:: DATA FOR THE TASK ::
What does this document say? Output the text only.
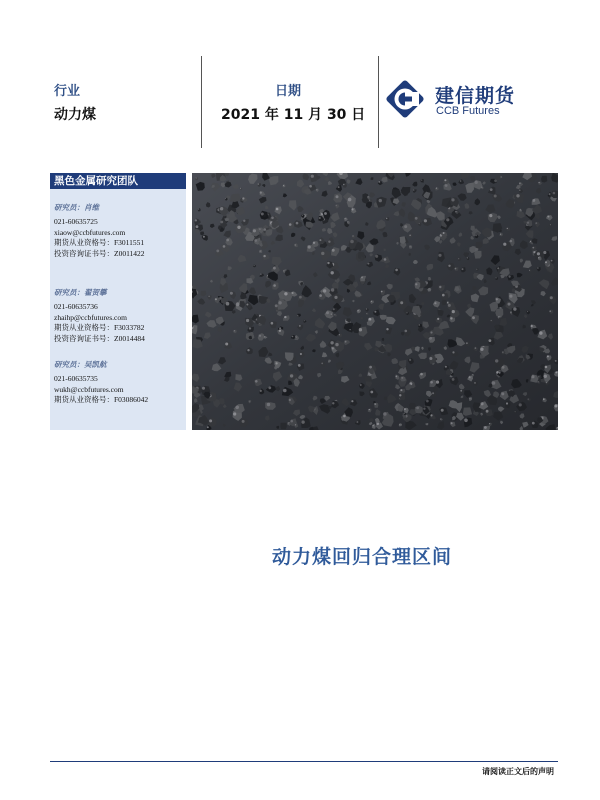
行业
动力煤
日期
2021 年 11 月 30 日
建信期货
CCB Futures
黑色金属研究团队
研究员：肖维
021-60635725
xiaow@ccbfutures.com
期货从业资格号：F3011551
投资咨询证书号：Z0011422
研究员：翟贺攀
021-60635736
zhaihp@ccbfutures.com
期货从业资格号：F3033782
投资咨询证书号：Z0014484
研究员：吴凯航
021-60635735
wukh@ccbfutures.com
期货从业资格号：F03086042
动力煤回归合理区间
请阅读正文后的声明
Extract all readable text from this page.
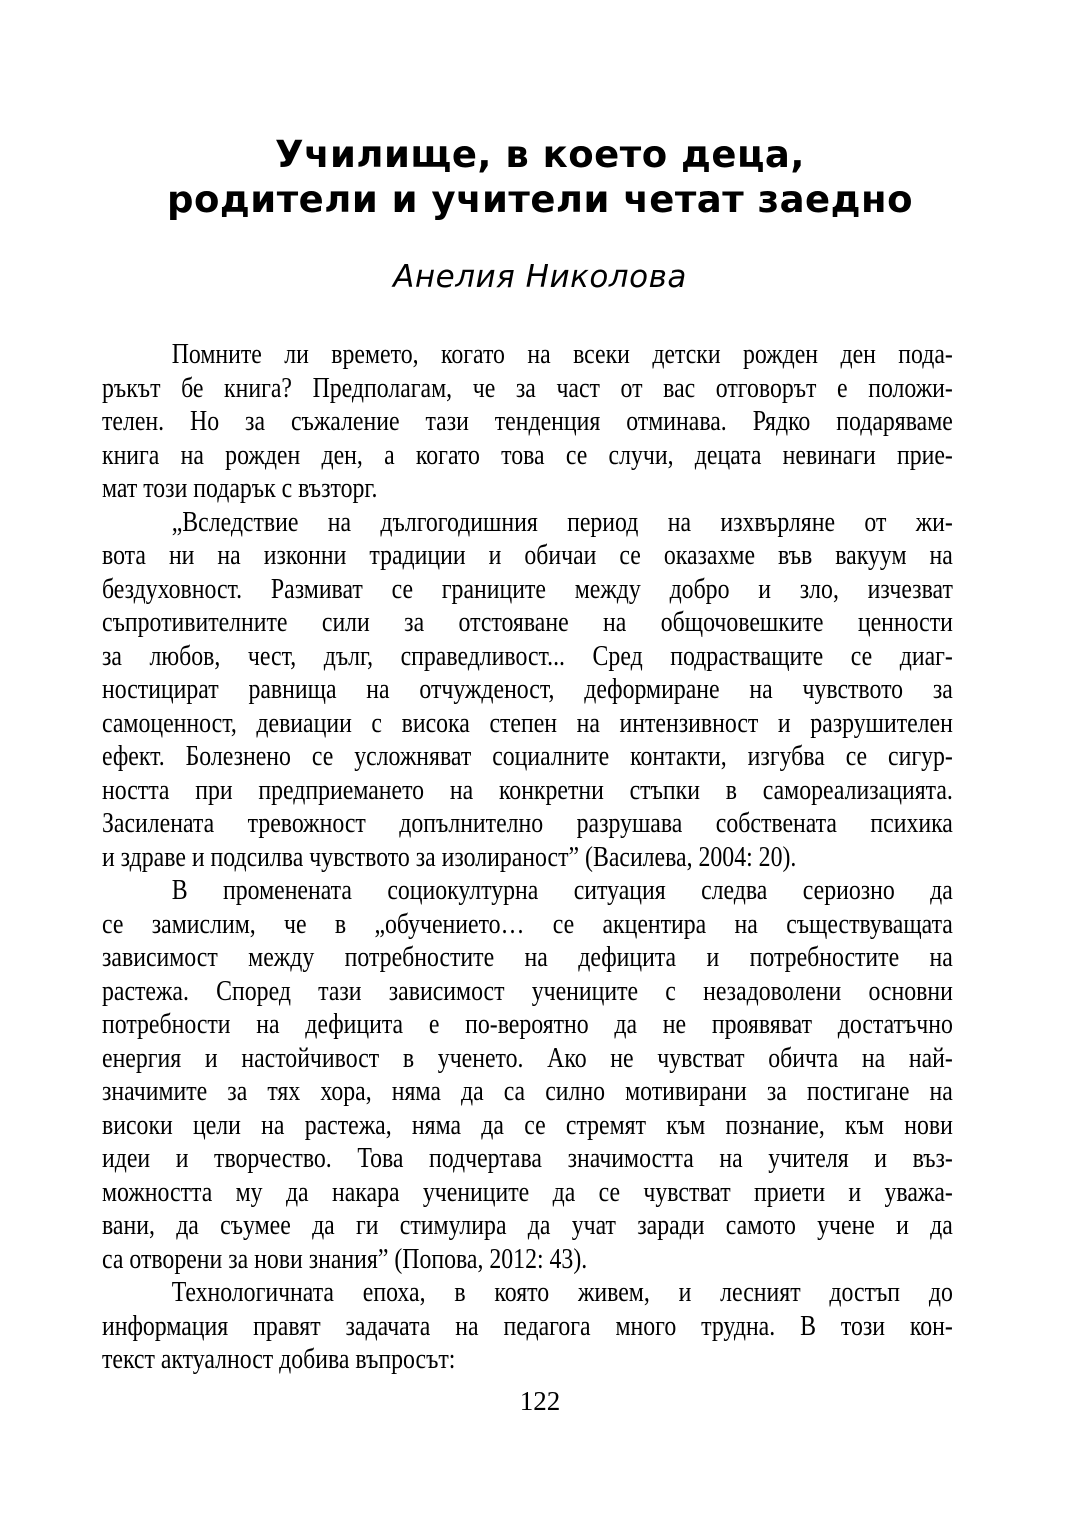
Училище, в което деца,
родители и учители четат заедно
Анелия Николова
Помните ли времето, когато на всеки детски рожден ден пода-
ръкът бе книга? Предполагам, че за част от вас отговорът е положи-
телен. Но за съжаление тази тенденция отминава. Рядко подаряваме
книга на рожден ден, а когато това се случи, децата невинаги прие-
мат този подарък с възторг.
„Вследствие на дългогодишния период на изхвърляне от жи-
вота ни на изконни традиции и обичаи се оказахме във вакуум на
бездуховност. Размиват се границите между добро и зло, изчезват
съпротивителните сили за отстояване на общочовешките ценности
за любов, чест, дълг, справедливост... Сред подрастващите се диаг-
ностицират равнища на отчужденост, деформиране на чувството за
самоценност, девиации с висока степен на интензивност и разрушителен
ефект. Болезнено се усложняват социалните контакти, изгубва се сигур-
ността при предприемането на конкретни стъпки в самореализацията.
Засилената тревожност допълнително разрушава собствената психика
и здраве и подсилва чувството за изолираност” (Василева, 2004: 20).
В променената социокултурна ситуация следва сериозно да
се замислим, че в „обучението… се акцентира на съществуващата
зависимост между потребностите на дефицита и потребностите на
растежа. Според тази зависимост учениците с незадоволени основни
потребности на дефицита е по-вероятно да не проявяват достатъчно
енергия и настойчивост в ученето. Ако не чувстват обичта на най-
значимите за тях хора, няма да са силно мотивирани за постигане на
високи цели на растежа, няма да се стремят към познание, към нови
идеи и творчество. Това подчертава значимостта на учителя и въз-
можността му да накара учениците да се чувстват приети и уважа-
вани, да съумее да ги стимулира да учат заради самото учене и да
са отворени за нови знания” (Попова, 2012: 43).
Технологичната епоха, в която живем, и лесният достъп до
информация правят задачата на педагога много трудна. В този кон-
текст актуалност добива въпросът:
122
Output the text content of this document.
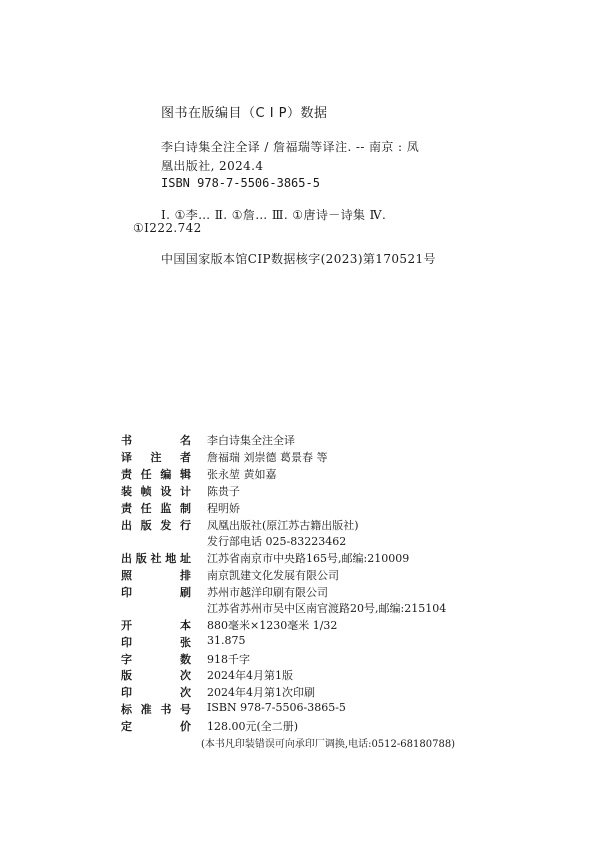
图书在版编目（C I P）数据
李白诗集全注全译 / 詹福瑞等译注. -- 南京 : 凤
凰出版社, 2024.4
ISBN 978-7-5506-3865-5
Ⅰ. ①李… Ⅱ. ①詹… Ⅲ. ①唐诗－诗集 Ⅳ.
①I222.742
中国国家版本馆CIP数据核字(2023)第170521号
书	名 李白诗集全注全译
译 注 者 詹福瑞 刘崇德 葛景春 等
责 任 编 辑 张永堃 黄如嘉
装 帧 设 计 陈贵子
责 任 监 制 程明娇
出 版 发 行 凤凰出版社(原江苏古籍出版社)
发行部电话 025-83223462
出 版 社 地 址 江苏省南京市中央路165号,邮编:210009
照	排 南京凯建文化发展有限公司
印	刷 苏州市越洋印刷有限公司
江苏省苏州市吴中区南官渡路20号,邮编:215104
开	本 880毫米×1230毫米 1/32
印	张 31.875
字	数 918千字
版	次 2024年4月第1版
印	次 2024年4月第1次印刷
标 准 书 号 ISBN 978-7-5506-3865-5
定	价 128.00元(全二册)
(本书凡印装错误可向承印厂调换,电话:0512-68180788)
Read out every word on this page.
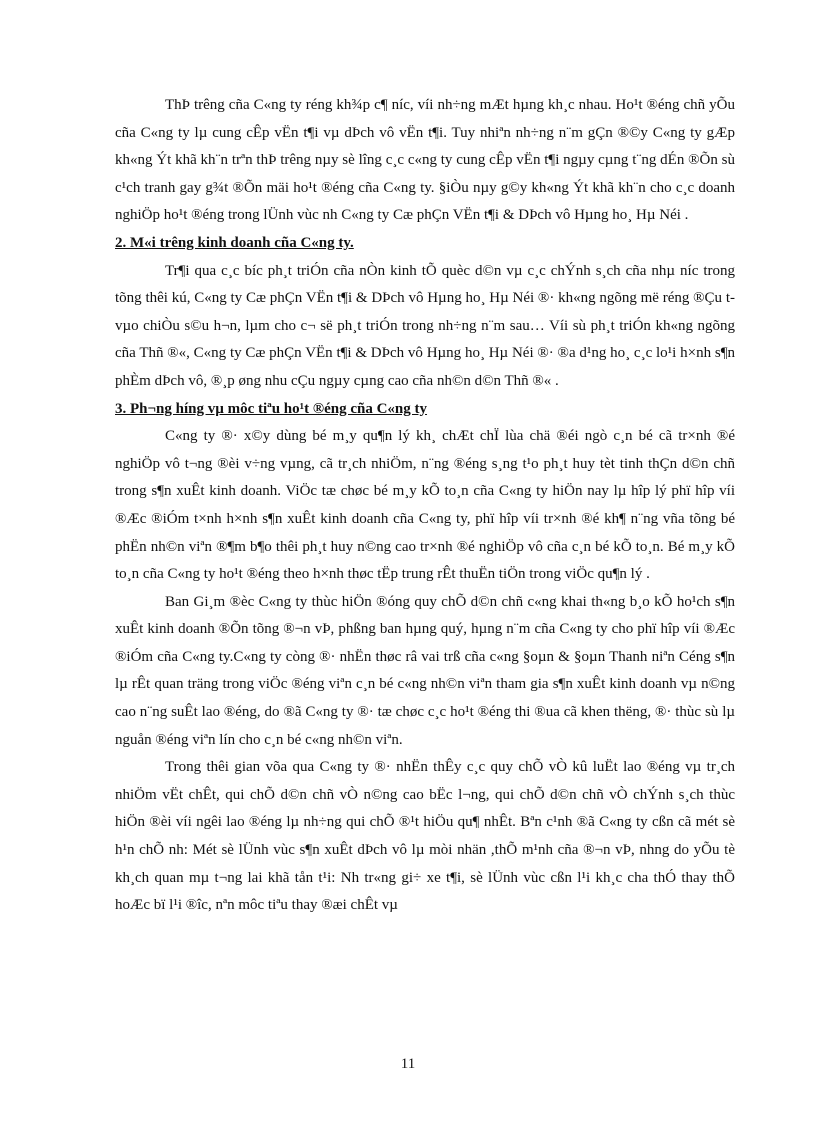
ThÞ trêng cña C«ng ty réng kh¾p c¶ níc, víi nh÷ng mÆt hµng kh¸c nhau. Ho¹t ®éng chñ yÕu cña C«ng ty lµ cung cÊp vËn t¶i vµ dÞch vô vËn t¶i. Tuy nhiªn nh÷ng n¨m gÇn ®©y C«ng ty gÆp kh«ng Ýt khã kh¨n trªn thÞ trêng nµy sè lîng c¸c c«ng ty cung cÊp vËn t¶i ngµy cµng t¨ng dÉn ®Õn sù c¹ch tranh gay g¾t ®Õn mäi ho¹t ®éng cña C«ng ty. §iÒu nµy g©y kh«ng Ýt khã kh¨n cho c¸c doanh nghiÖp ho¹t ®éng trong lÜnh vùc nh C«ng ty Cæ phÇn VËn t¶i & DÞch vô Hµng ho¸ Hµ Néi .

2. M«i trêng kinh doanh cña C«ng ty.

Tr¶i qua c¸c bíc ph¸t triÓn cña nÒn kinh tÕ quèc d©n vµ c¸c chÝnh s¸ch cña nhµ níc trong tõng thêi kú, C«ng ty Cæ phÇn VËn t¶i & DÞch vô Hµng ho¸ Hµ Néi ®· kh«ng ngõng më réng ®Çu t vµo chiÒu s©u h¬n, lµm cho c¬ së ph¸t triÓn trong nh÷ng n¨m sau… Víi sù ph¸t triÓn kh«ng ngõng cña Thñ ®«, C«ng ty Cæ phÇn VËn t¶i & DÞch vô Hµng ho¸ Hµ Néi ®· ®a d¹ng ho¸ c¸c lo¹i h×nh s¶n phÈm dÞch vô, ®¸p øng nhu cÇu ngµy cµng cao cña nh©n d©n Thñ ®« .

3. Ph¬ng híng vµ môc tiªu ho¹t ®éng cña C«ng ty

C«ng ty ®· x©y dùng bé m¸y qu¶n lý kh¸ chÆt chÏ lùa chä ®éi ngò c¸n bé cã tr×nh ®é nghiÖp vô t¬ng ®èi v÷ng vµng, cã tr¸ch nhiÖm, n¨ng ®éng s¸ng t¹o ph¸t huy tèt tinh thÇn d©n chñ trong s¶n xuÊt kinh doanh. ViÖc tæ chøc bé m¸y kÕ to¸n cña C«ng ty hiÖn nay lµ hîp lý phï hîp víi ®Æc ®iÓm t×nh h×nh s¶n xuÊt kinh doanh cña C«ng ty, phï hîp víi tr×nh ®é kh¶ n¨ng vña tõng bé phËn nh©n viªn ®¶m b¶o thêi ph¸t huy n©ng cao tr×nh ®é nghiÖp vô cña c¸n bé kÕ to¸n. Bé m¸y kÕ to¸n cña C«ng ty ho¹t ®éng theo h×nh thøc tËp trung rÊt thuËn tiÖn trong viÖc qu¶n lý .

Ban Gi¸m ®èc C«ng ty thùc hiÖn ®óng quy chÕ d©n chñ c«ng khai th«ng b¸o kÕ ho¹ch s¶n xuÊt kinh doanh ®Õn tõng ®¬n vÞ, phßng ban hµng quý, hµng n¨m cña C«ng ty cho phï hîp víi ®Æc ®iÓm cña C«ng ty.C«ng ty còng ®· nhËn thøc râ vai trß cña c«ng §oµn & §oµn Thanh niªn Céng s¶n lµ rÊt quan träng trong viÖc ®éng viªn c¸n bé c«ng nh©n viªn tham gia s¶n xuÊt kinh doanh vµ n©ng cao n¨ng suÊt lao ®éng, do ®ã C«ng ty ®· tæ chøc c¸c ho¹t ®éng thi ®ua cã khen thëng, ®· thùc sù lµ nguån ®éng viªn lín cho c¸n bé c«ng nh©n viªn.

Trong thêi gian võa qua C«ng ty ®· nhËn thÊy c¸c quy chÕ vÒ kû luËt lao ®éng vµ tr¸ch nhiÖm vËt chÊt, qui chÕ d©n chñ vÒ n©ng cao bËc l¬ng, qui chÕ d©n chñ vÒ chÝnh s¸ch thùc hiÖn ®èi víi ngêi lao ®éng lµ nh÷ng qui chÕ ®¹t hiÖu qu¶ nhÊt. Bªn c¹nh ®ã C«ng ty cßn cã mét sè h¹n chÕ nh: Mét sè lÜnh vùc s¶n xuÊt dÞch vô lµ mòi nhän ,thÕ m¹nh cña ®¬n vÞ, nhng do yÕu tè kh¸ch quan mµ t¬ng lai khã tån t¹i: Nh tr«ng gi÷ xe t¶i, sè lÜnh vùc cßn l¹i kh¸c cha thÓ thay thÕ hoÆc bï l¹i ®îc, nªn môc tiªu thay ®æi chÊt vµ

11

:: WRITTEN TASK ::
Search the entries for the word "Output", then list each line that holds it.

:: TASK RESULT ::
What does this document say? Output the text only.
Output the text content of this document.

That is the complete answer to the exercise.